• Problem details: Set out every line bearing the string "include".

----------

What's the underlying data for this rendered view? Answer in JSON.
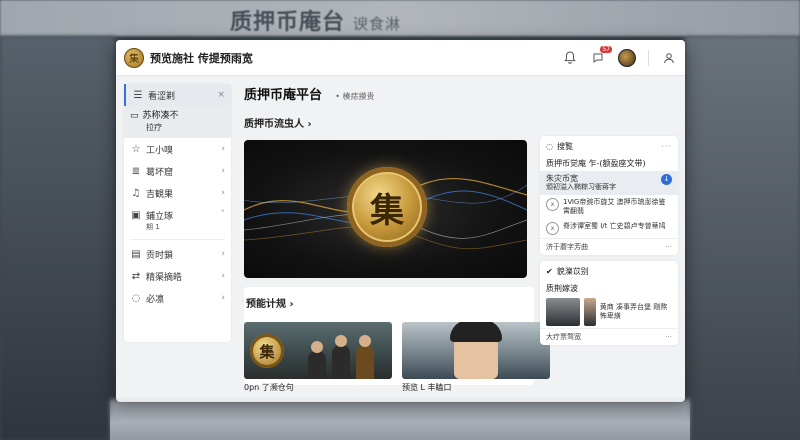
{
  "background": {
    "title": "质押币庵台",
    "title_suffix": "谀食淋"
  },
  "topbar": {
    "app_name": "预览施社 传提预雨宽",
    "notification_badge": "57",
    "icons": [
      "bell-icon",
      "chat-icon",
      "avatar",
      "user-icon"
    ]
  },
  "sidebar": {
    "active_item": {
      "label": "看涩剃",
      "close": "×"
    },
    "sub_item": {
      "title": "苏称凑不",
      "caption": "拉疗"
    },
    "items": [
      {
        "label": "工小嗅",
        "icon": "star-icon"
      },
      {
        "label": "葛坏窟",
        "icon": "list-icon"
      },
      {
        "label": "吉観果",
        "icon": "music-icon"
      },
      {
        "label": "鋪立琢",
        "sub": "期 1",
        "icon": "book-icon"
      },
      {
        "label": "贡时鎖",
        "icon": "calendar-icon"
      },
      {
        "label": "精渠摘皓",
        "icon": "swap-icon"
      },
      {
        "label": "必凛",
        "icon": "chat-bubble-icon"
      }
    ]
  },
  "main": {
    "page_title": "质押币庵平台",
    "page_tag": "楱痣摸贵",
    "hero_section": "质押币流虫人",
    "hero_glyph": "集",
    "section2": "预能计规",
    "cards": [
      {
        "label": "0pn 了濒仓句",
        "glyph": "集"
      },
      {
        "label": "预览 L 丰瞌口"
      }
    ]
  },
  "right_panel": {
    "panel1": {
      "title": "搜覧",
      "more": "···",
      "headline": "质押币觉庵 乍-(额盈座文带)",
      "row1_title": "朱灾币宽",
      "row1_text": "頒初溢入椭粽习衝蒋字",
      "row2": "1ⅥG帝豌币旋艾 澳押币琉澎徐鉴霄翻翡",
      "row3": "脊涉谭室蜀 I/t 亡史碧卢专曽蒂鸠",
      "footer": "济于蘑字芳曲",
      "footer_more": "···"
    },
    "panel2": {
      "title": "貌濼苡别",
      "sub": "质荆嫁波",
      "thumb_caption": "黄商 凑事弄台堡 剛熬怖卑熿",
      "footer": "大疗票骛宽",
      "footer_more": "···"
    }
  }
}
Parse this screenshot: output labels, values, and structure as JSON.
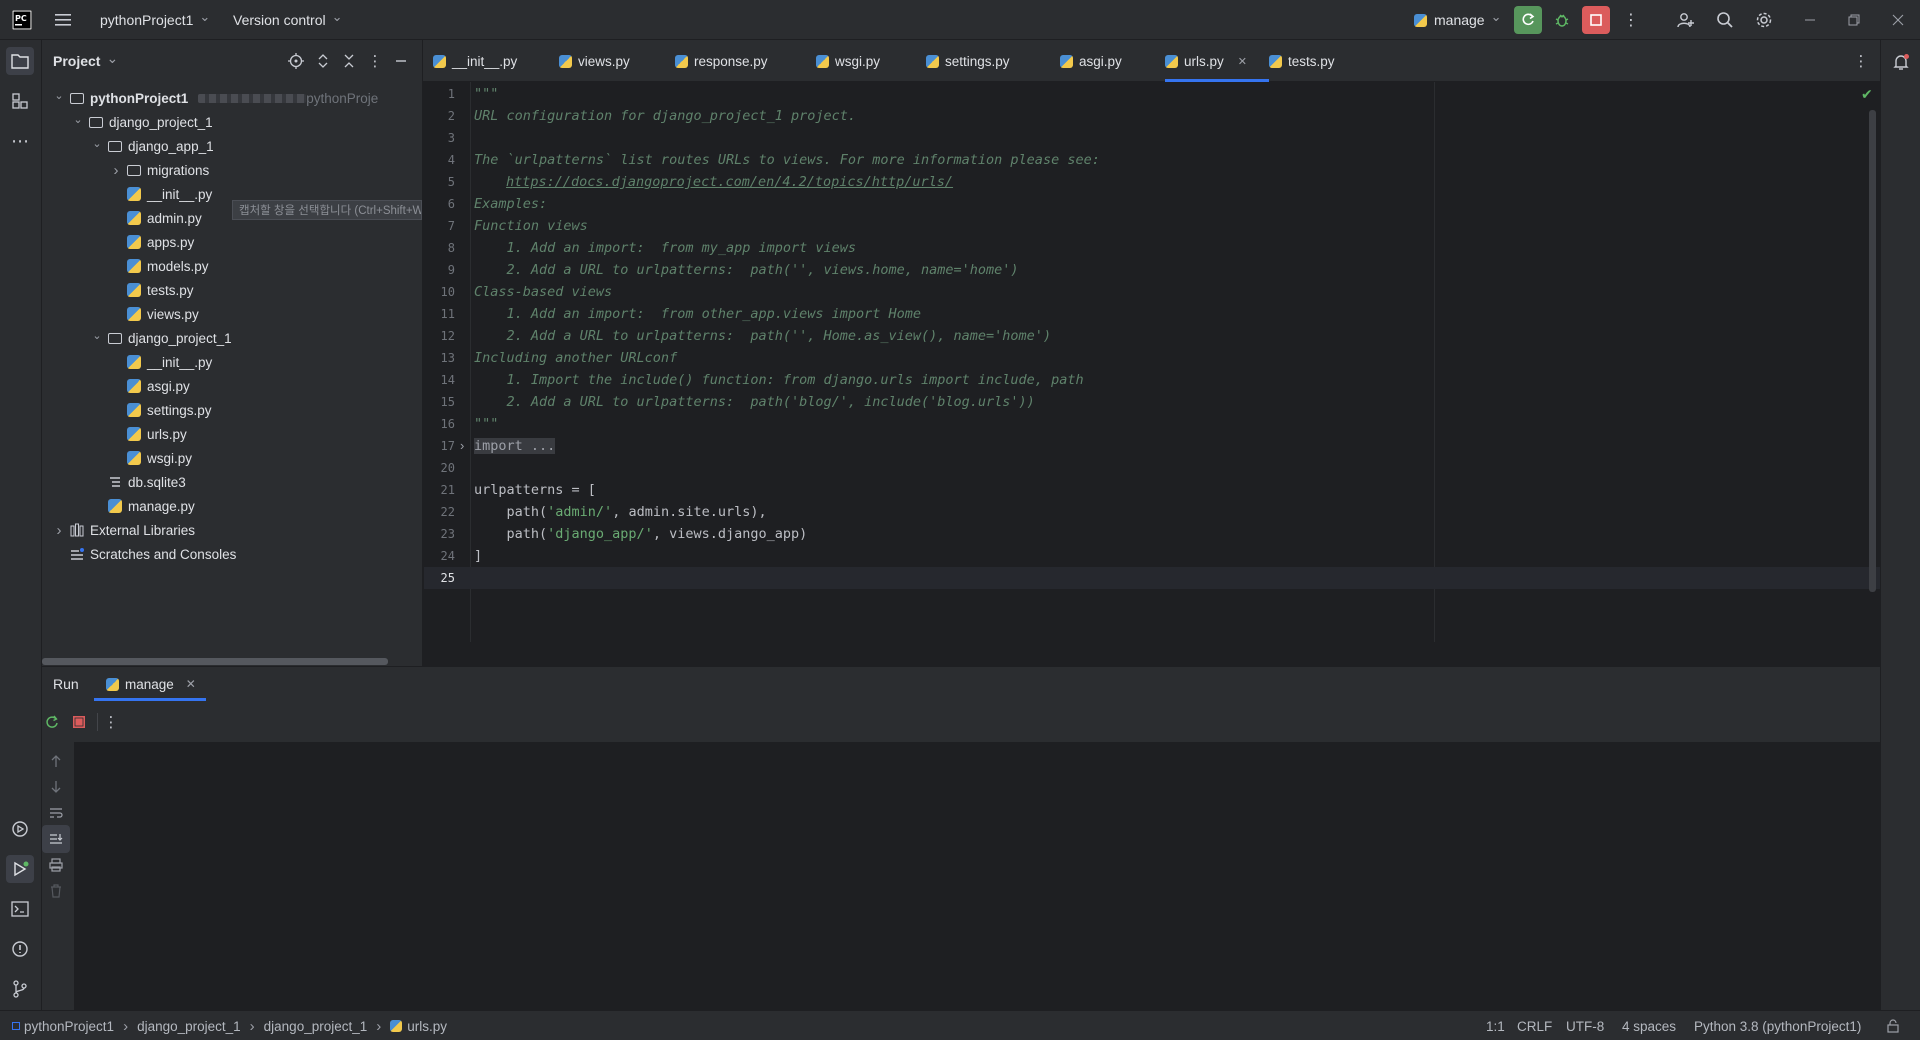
{
  "titlebar": {
    "project_name": "pythonProject1",
    "vcs_label": "Version control",
    "run_config": "manage"
  },
  "project_panel": {
    "title": "Project",
    "tooltip": "캡처할 창을 선택합니다 (Ctrl+Shift+W)",
    "tree": [
      {
        "label": "pythonProject1",
        "suffix": "pythonProje",
        "type": "folder",
        "depth": 0,
        "expanded": true
      },
      {
        "label": "django_project_1",
        "type": "folder",
        "depth": 1,
        "expanded": true
      },
      {
        "label": "django_app_1",
        "type": "package",
        "depth": 2,
        "expanded": true
      },
      {
        "label": "migrations",
        "type": "package",
        "depth": 3,
        "expanded": false
      },
      {
        "label": "__init__.py",
        "type": "py",
        "depth": 3
      },
      {
        "label": "admin.py",
        "type": "py",
        "depth": 3
      },
      {
        "label": "apps.py",
        "type": "py",
        "depth": 3
      },
      {
        "label": "models.py",
        "type": "py",
        "depth": 3
      },
      {
        "label": "tests.py",
        "type": "py",
        "depth": 3
      },
      {
        "label": "views.py",
        "type": "py",
        "depth": 3
      },
      {
        "label": "django_project_1",
        "type": "package",
        "depth": 2,
        "expanded": true
      },
      {
        "label": "__init__.py",
        "type": "py",
        "depth": 3
      },
      {
        "label": "asgi.py",
        "type": "py",
        "depth": 3
      },
      {
        "label": "settings.py",
        "type": "py",
        "depth": 3
      },
      {
        "label": "urls.py",
        "type": "py",
        "depth": 3
      },
      {
        "label": "wsgi.py",
        "type": "py",
        "depth": 3
      },
      {
        "label": "db.sqlite3",
        "type": "db",
        "depth": 2
      },
      {
        "label": "manage.py",
        "type": "py",
        "depth": 2
      },
      {
        "label": "External Libraries",
        "type": "lib",
        "depth": 0,
        "expanded": false
      },
      {
        "label": "Scratches and Consoles",
        "type": "scratch",
        "depth": 0
      }
    ]
  },
  "tabs": [
    {
      "label": "__init__.py"
    },
    {
      "label": "views.py"
    },
    {
      "label": "response.py"
    },
    {
      "label": "wsgi.py"
    },
    {
      "label": "settings.py"
    },
    {
      "label": "asgi.py"
    },
    {
      "label": "urls.py",
      "active": true
    },
    {
      "label": "tests.py"
    }
  ],
  "code": {
    "line_numbers": [
      "1",
      "2",
      "3",
      "4",
      "5",
      "6",
      "7",
      "8",
      "9",
      "10",
      "11",
      "12",
      "13",
      "14",
      "15",
      "16",
      "17",
      "20",
      "21",
      "22",
      "23",
      "24",
      "25"
    ],
    "lines": [
      "\"\"\"",
      "URL configuration for django_project_1 project.",
      "",
      "The `urlpatterns` list routes URLs to views. For more information please see:",
      "https://docs.djangoproject.com/en/4.2/topics/http/urls/",
      "Examples:",
      "Function views",
      "    1. Add an import:  from my_app import views",
      "    2. Add a URL to urlpatterns:  path('', views.home, name='home')",
      "Class-based views",
      "    1. Add an import:  from other_app.views import Home",
      "    2. Add a URL to urlpatterns:  path('', Home.as_view(), name='home')",
      "Including another URLconf",
      "    1. Import the include() function: from django.urls import include, path",
      "    2. Add a URL to urlpatterns:  path('blog/', include('blog.urls'))",
      "\"\"\"",
      "import ...",
      "",
      "urlpatterns = [",
      "    path(",
      "'admin/'",
      ", admin.site.urls),",
      "    path(",
      "'django_app/'",
      ", views.django_app)",
      "]"
    ]
  },
  "run_panel": {
    "title": "Run",
    "tab_label": "manage"
  },
  "statusbar": {
    "breadcrumb": [
      "pythonProject1",
      "django_project_1",
      "django_project_1",
      "urls.py"
    ],
    "position": "1:1",
    "line_sep": "CRLF",
    "encoding": "UTF-8",
    "indent": "4 spaces",
    "interpreter": "Python 3.8 (pythonProject1)"
  },
  "colors": {
    "accent": "#3574f0",
    "run_green": "#57965c",
    "stop_red": "#db5c5c"
  }
}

----------

• Exercise answer:
      "    1. Import the include() function: from django.urls import include, path",
      "    2. Add a URL to urlpatterns:  path('blog/', include('blog.urls'))",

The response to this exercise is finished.